Restate the records below word for word, and omit the images they hold.

Stored items
- - - - - - -

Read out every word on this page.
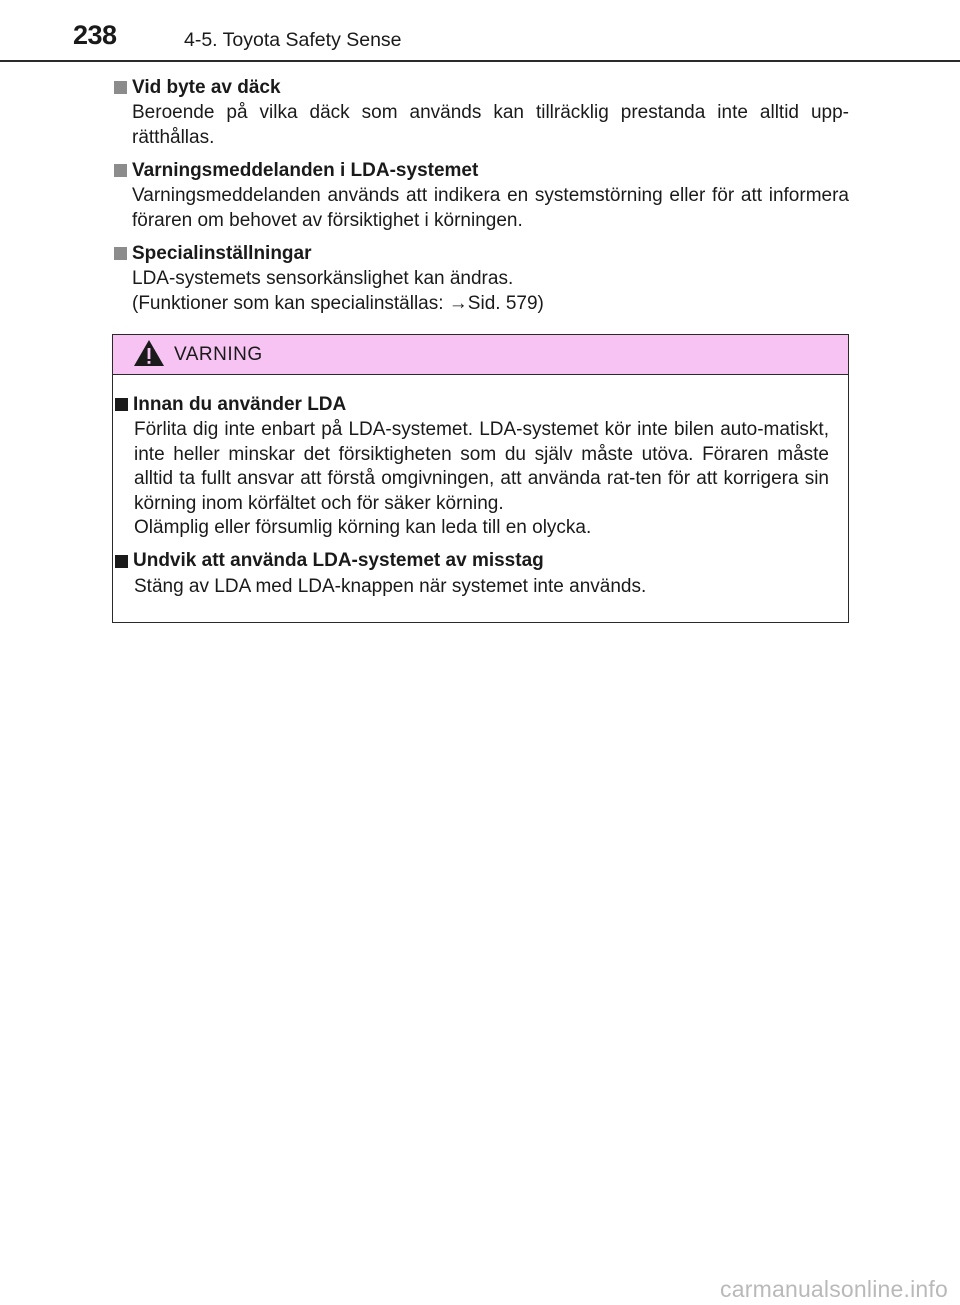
238	4-5. Toyota Safety Sense
Vid byte av däck

Beroende på vilka däck som används kan tillräcklig prestanda inte alltid upp-rätthållas.

Varningsmeddelanden i LDA-systemet

Varningsmeddelanden används att indikera en systemstörning eller för att informera föraren om behovet av försiktighet i körningen.

Specialinställningar

LDA-systemets sensorkänslighet kan ändras.

(Funktioner som kan specialinställas: →Sid. 579)

VARNING
Innan du använder LDA

Förlita dig inte enbart på LDA-systemet. LDA-systemet kör inte bilen auto-matiskt, inte heller minskar det försiktigheten som du själv måste utöva. Föraren måste alltid ta fullt ansvar att förstå omgivningen, att använda rat-ten för att korrigera sin körning inom körfältet och för säker körning.

Olämplig eller försumlig körning kan leda till en olycka.

Undvik att använda LDA-systemet av misstag

Stäng av LDA med LDA-knappen när systemet inte används.

carmanualsonline.info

- - - - - - -

SOLUTION FOR THIS TASK
Read out every word on this page.
238	4-5. Toyota Safety Sense
Vid byte av däck

Beroende på vilka däck som används kan tillräcklig prestanda inte alltid upp-rätthållas.

Varningsmeddelanden i LDA-systemet

Varningsmeddelanden används att indikera en systemstörning eller för att informera föraren om behovet av försiktighet i körningen.

Specialinställningar

LDA-systemets sensorkänslighet kan ändras.

(Funktioner som kan specialinställas: →Sid. 579)

VARNING
Innan du använder LDA

Förlita dig inte enbart på LDA-systemet. LDA-systemet kör inte bilen auto-matiskt, inte heller minskar det försiktigheten som du själv måste utöva. Föraren måste alltid ta fullt ansvar att förstå omgivningen, att använda rat-ten för att korrigera sin körning inom körfältet och för säker körning.

Olämplig eller försumlig körning kan leda till en olycka.

Undvik att använda LDA-systemet av misstag

Stäng av LDA med LDA-knappen när systemet inte används.

carmanualsonline.info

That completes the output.